## Task details
Pull every line containing "今年以来" from the entries.

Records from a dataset

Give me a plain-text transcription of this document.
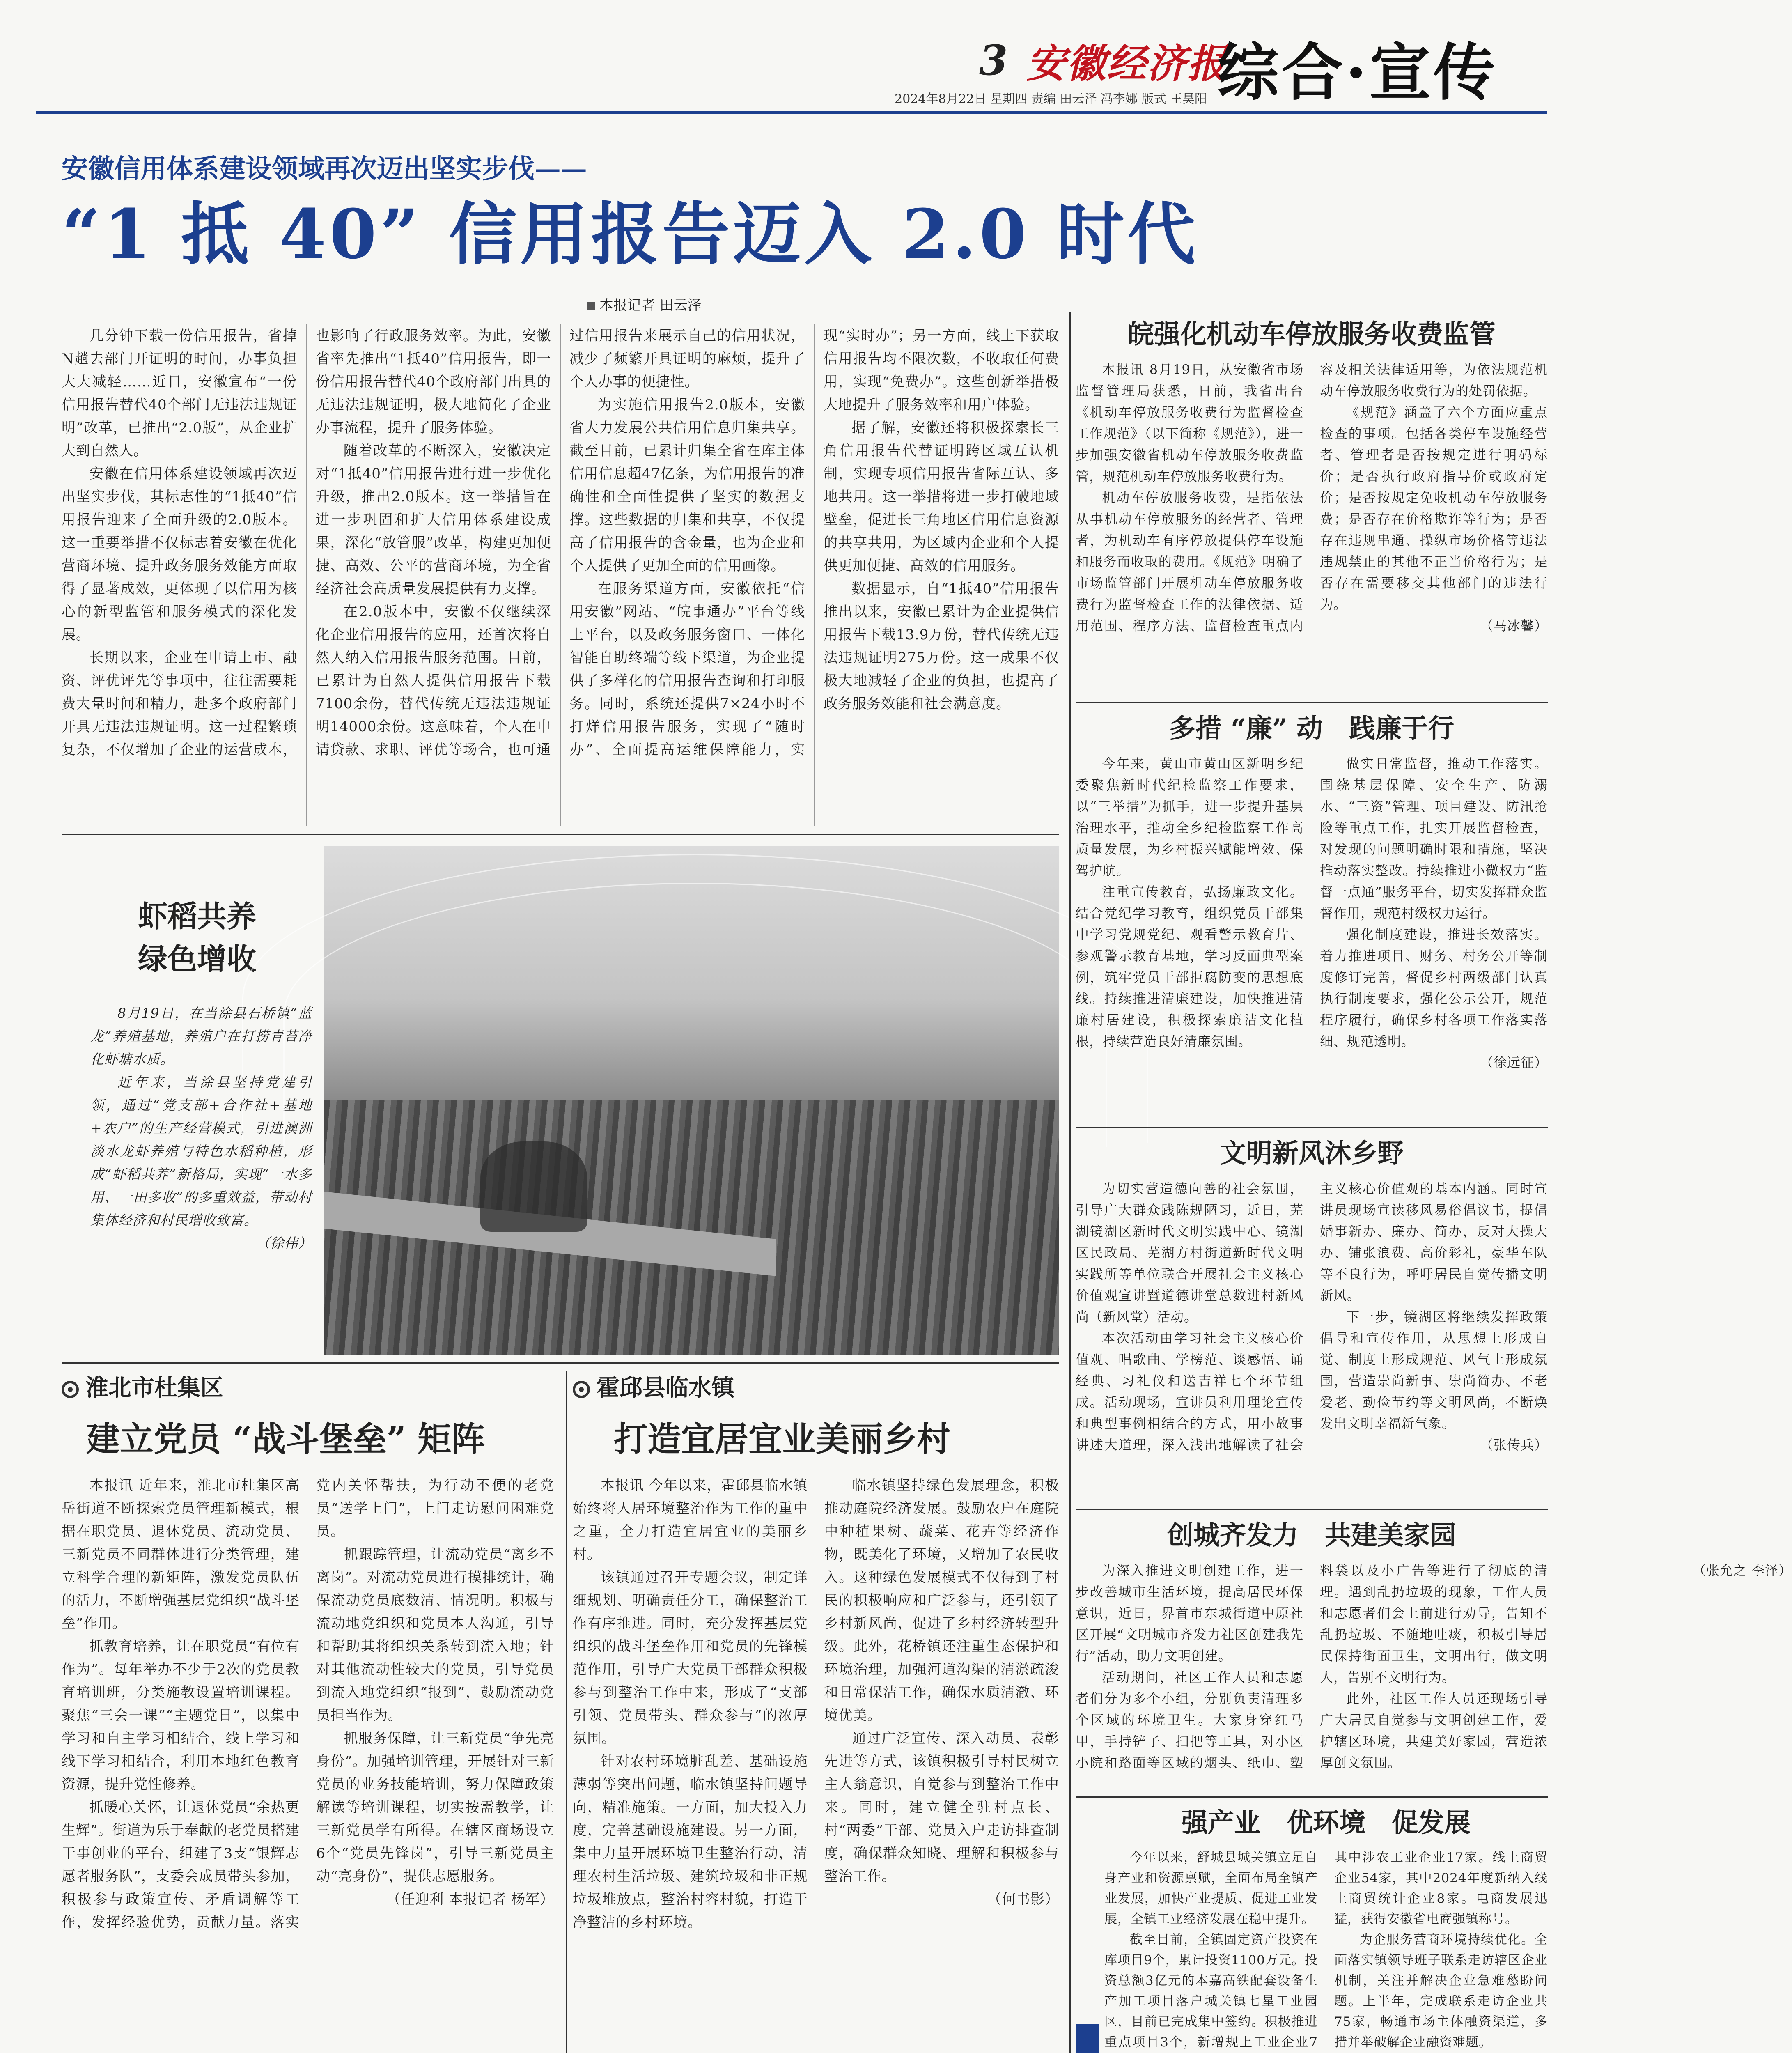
3 安徽经济报
2024年8月22日 星期四 责编 田云泽 冯李娜 版式 王昊阳 综合·宣传
安徽信用体系建设领域再次迈出坚实步伐——
“1 抵 40” 信用报告迈入 2.0 时代
本报记者 田云泽

几分钟下载一份信用报告，省掉N趟去部门开证明的时间，办事负担大大减轻……近日，安徽宣布“一份信用报告替代40个部门无违法违规证明”改革，已推出“2.0版”，从企业扩大到自然人。

安徽在信用体系建设领域再次迈出坚实步伐，其标志性的“1抵40”信用报告迎来了全面升级的2.0版本。这一重要举措不仅标志着安徽在优化营商环境、提升政务服务效能方面取得了显著成效，更体现了以信用为核心的新型监管和服务模式的深化发展。

长期以来，企业在申请上市、融资、评优评先等事项中，往往需要耗费大量时间和精力，赴多个政府部门开具无违法违规证明。这一过程繁琐复杂，不仅增加了企业的运营成本，也影响了行政服务效率。为此，安徽省率先推出“1抵40”信用报告，即一份信用报告替代40个政府部门出具的无违法违规证明，极大地简化了企业办事流程，提升了服务体验。

随着改革的不断深入，安徽决定对“1抵40”信用报告进行进一步优化升级，推出2.0版本。这一举措旨在进一步巩固和扩大信用体系建设成果，深化“放管服”改革，构建更加便捷、高效、公平的营商环境，为全省经济社会高质量发展提供有力支撑。

在2.0版本中，安徽不仅继续深化企业信用报告的应用，还首次将自然人纳入信用报告服务范围。目前，已累计为自然人提供信用报告下载7100余份，替代传统无违法违规证明14000余份。这意味着，个人在申请贷款、求职、评优等场合，也可通过信用报告来展示自己的信用状况，减少了频繁开具证明的麻烦，提升了个人办事的便捷性。

为实施信用报告2.0版本，安徽省大力发展公共信用信息归集共享。截至目前，已累计归集全省在库主体信用信息超47亿条，为信用报告的准确性和全面性提供了坚实的数据支撑。这些数据的归集和共享，不仅提高了信用报告的含金量，也为企业和个人提供了更加全面的信用画像。

在服务渠道方面，安徽依托“信用安徽”网站、“皖事通办”平台等线上平台，以及政务服务窗口、一体化智能自助终端等线下渠道，为企业提供了多样化的信用报告查询和打印服务。同时，系统还提供7×24小时不打烊信用报告服务，实现了“随时办”、全面提高运维保障能力，实现“实时办”；另一方面，线上下获取信用报告均不限次数，不收取任何费用，实现“免费办”。这些创新举措极大地提升了服务效率和用户体验。

据了解，安徽还将积极探索长三角信用报告代替证明跨区域互认机制，实现专项信用报告省际互认、多地共用。这一举措将进一步打破地域壁垒，促进长三角地区信用信息资源的共享共用，为区域内企业和个人提供更加便捷、高效的信用服务。

数据显示，自“1抵40”信用报告推出以来，安徽已累计为企业提供信用报告下载13.9万份，替代传统无违法违规证明275万份。这一成果不仅极大地减轻了企业的负担，也提高了政务服务效能和社会满意度。

虾稻共养
绿色增收

8月19日，在当涂县石桥镇“蓝龙”养殖基地，养殖户在打捞青苔净化虾塘水质。

近年来，当涂县坚持党建引领，通过“党支部+合作社+基地+农户”的生产经营模式，引进澳洲淡水龙虾养殖与特色水稻种植，形成“虾稻共养”新格局，实现“一水多用、一田多收”的多重效益，带动村集体经济和村民增收致富。

（徐伟）
淮北市杜集区
建立党员 “战斗堡垒” 矩阵

本报讯 近年来，淮北市杜集区高岳街道不断探索党员管理新模式，根据在职党员、退休党员、流动党员、三新党员不同群体进行分类管理，建立科学合理的新矩阵，激发党员队伍的活力，不断增强基层党组织“战斗堡垒”作用。

抓教育培养，让在职党员“有位有作为”。每年举办不少于2次的党员教育培训班，分类施教设置培训课程。聚焦“三会一课”“主题党日”，以集中学习和自主学习相结合，线上学习和线下学习相结合，利用本地红色教育资源，提升党性修养。

抓暖心关怀，让退休党员“余热更生辉”。街道为乐于奉献的老党员搭建干事创业的平台，组建了3支“银辉志愿者服务队”，支委会成员带头参加，积极参与政策宣传、矛盾调解等工作，发挥经验优势，贡献力量。落实党内关怀帮扶，为行动不便的老党员“送学上门”，上门走访慰问困难党员。

抓跟踪管理，让流动党员“离乡不离岗”。对流动党员进行摸排统计，确保流动党员底数清、情况明。积极与流动地党组织和党员本人沟通，引导和帮助其将组织关系转到流入地；针对其他流动性较大的党员，引导党员到流入地党组织“报到”，鼓励流动党员担当作为。

抓服务保障，让三新党员“争先亮身份”。加强培训管理，开展针对三新党员的业务技能培训，努力保障政策解读等培训课程，切实按需教学，让三新党员学有所得。在辖区商场设立6个“党员先锋岗”，引导三新党员主动“亮身份”，提供志愿服务。

（任迎利 本报记者 杨军）
霍邱县临水镇
打造宜居宜业美丽乡村

本报讯 今年以来，霍邱县临水镇始终将人居环境整治作为工作的重中之重，全力打造宜居宜业的美丽乡村。

该镇通过召开专题会议，制定详细规划、明确责任分工，确保整治工作有序推进。同时，充分发挥基层党组织的战斗堡垒作用和党员的先锋模范作用，引导广大党员干部群众积极参与到整治工作中来，形成了“支部引领、党员带头、群众参与”的浓厚氛围。

针对农村环境脏乱差、基础设施薄弱等突出问题，临水镇坚持问题导向，精准施策。一方面，加大投入力度，完善基础设施建设。另一方面，集中力量开展环境卫生整治行动，清理农村生活垃圾、建筑垃圾和非正规垃圾堆放点，整治村容村貌，打造干净整洁的乡村环境。

临水镇坚持绿色发展理念，积极推动庭院经济发展。鼓励农户在庭院中种植果树、蔬菜、花卉等经济作物，既美化了环境，又增加了农民收入。这种绿色发展模式不仅得到了村民的积极响应和广泛参与，还引领了乡村新风尚，促进了乡村经济转型升级。此外，花桥镇还注重生态保护和环境治理，加强河道沟渠的清淤疏浚和日常保洁工作，确保水质清澈、环境优美。

通过广泛宣传、深入动员、表彰先进等方式，该镇积极引导村民树立主人翁意识，自觉参与到整治工作中来。同时，建立健全驻村点长、村“两委”干部、党员入户走访排查制度，确保群众知晓、理解和积极参与整治工作。

（何书影）

皖强化机动车停放服务收费监管

本报讯 8月19日，从安徽省市场监督管理局获悉，日前，我省出台《机动车停放服务收费行为监督检查工作规范》（以下简称《规范》），进一步加强安徽省机动车停放服务收费监管，规范机动车停放服务收费行为。

机动车停放服务收费，是指依法从事机动车停放服务的经营者、管理者，为机动车有序停放提供停车设施和服务而收取的费用。《规范》明确了市场监管部门开展机动车停放服务收费行为监督检查工作的法律依据、适用范围、程序方法、监督检查重点内容及相关法律适用等，为依法规范机动车停放服务收费行为的处罚依据。

《规范》涵盖了六个方面应重点检查的事项。包括各类停车设施经营者、管理者是否按规定进行明码标价；是否执行政府指导价或政府定价；是否按规定免收机动车停放服务费；是否存在价格欺诈等行为；是否存在违规串通、操纵市场价格等违法违规禁止的其他不正当价格行为；是否存在需要移交其他部门的违法行为。

（马冰馨）
多措 “廉” 动　践廉于行

今年来，黄山市黄山区新明乡纪委聚焦新时代纪检监察工作要求，以“三举措”为抓手，进一步提升基层治理水平，推动全乡纪检监察工作高质量发展，为乡村振兴赋能增效、保驾护航。

注重宣传教育，弘扬廉政文化。结合党纪学习教育，组织党员干部集中学习党规党纪、观看警示教育片、参观警示教育基地，学习反面典型案例，筑牢党员干部拒腐防变的思想底线。持续推进清廉建设，加快推进清廉村居建设，积极探索廉洁文化植根，持续营造良好清廉氛围。

做实日常监督，推动工作落实。围绕基层保障、安全生产、防溺水、“三资”管理、项目建设、防汛抢险等重点工作，扎实开展监督检查，对发现的问题明确时限和措施，坚决推动落实整改。持续推进小微权力“监督一点通”服务平台，切实发挥群众监督作用，规范村级权力运行。

强化制度建设，推进长效落实。着力推进项目、财务、村务公开等制度修订完善，督促乡村两级部门认真执行制度要求，强化公示公开，规范程序履行，确保乡村各项工作落实落细、规范透明。

（徐远征）
文明新风沐乡野

为切实营造德向善的社会氛围，引导广大群众践陈规陋习，近日，芜湖镜湖区新时代文明实践中心、镜湖区民政局、芜湖方村街道新时代文明实践所等单位联合开展社会主义核心价值观宣讲暨道德讲堂总数进村新风尚（新风堂）活动。

本次活动由学习社会主义核心价值观、唱歌曲、学榜范、谈感悟、诵经典、习礼仪和送吉祥七个环节组成。活动现场，宣讲员利用理论宣传和典型事例相结合的方式，用小故事讲述大道理，深入浅出地解读了社会主义核心价值观的基本内涵。同时宣讲员现场宣读移风易俗倡议书，提倡婚事新办、廉办、简办，反对大操大办、铺张浪费、高价彩礼，豪华车队等不良行为，呼吁居民自觉传播文明新风。

下一步，镜湖区将继续发挥政策倡导和宣传作用，从思想上形成自觉、制度上形成规范、风气上形成氛围，营造崇尚新事、崇尚简办、不老爱老、勤俭节约等文明风尚，不断焕发出文明幸福新气象。

（张传兵）
创城齐发力　共建美家园

为深入推进文明创建工作，进一步改善城市生活环境，提高居民环保意识，近日，界首市东城街道中原社区开展“文明城市齐发力社区创建我先行”活动，助力文明创建。

活动期间，社区工作人员和志愿者们分为多个小组，分别负责清理多个区域的环境卫生。大家身穿红马甲，手持铲子、扫把等工具，对小区小院和路面等区域的烟头、纸巾、塑料袋以及小广告等进行了彻底的清理。遇到乱扔垃圾的现象，工作人员和志愿者们会上前进行劝导，告知不乱扔垃圾、不随地吐痰，积极引导居民保持街面卫生，文明出行，做文明人，告别不文明行为。

此外，社区工作人员还现场引导广大居民自觉参与文明创建工作，爱护辖区环境，共建美好家园，营造浓厚创文氛围。

（张允之 李泽）
强产业　优环境　促发展

今年以来，舒城县城关镇立足自身产业和资源禀赋，全面布局全镇产业发展，加快产业提质、促进工业发展，全镇工业经济发展在稳中提升。

截至目前，全镇固定资产投资在库项目9个，累计投资1100万元。投资总额3亿元的本嘉高铁配套设备生产加工项目落户城关镇七星工业园区，目前已完成集中签约。积极推进重点项目3个，新增规上工业企业7 其中涉农工业企业17家。线上商贸企业54家，其中2024年度新纳入线上商贸统计企业8家。电商发展迅猛，获得安徽省电商强镇称号。

为企服务营商环境持续优化。全面落实镇领导班子联系走访辖区企业机制，关注并解决企业急难愁盼问题。上半年，完成联系走访企业共75家，畅通市场主体融资渠道，多措并举破解企业融资难题。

## Worked solution
本报讯 今年以来，霍邱县临水镇始终将人居环境整治作为工作的重中之重，全力打造宜居宜业的美丽乡村。
今年以来，舒城县城关镇立足自身产业和资源禀赋，全面布局全镇产业发展，加快产业提质、促进工业发展，全镇工业经济发展在稳中提升。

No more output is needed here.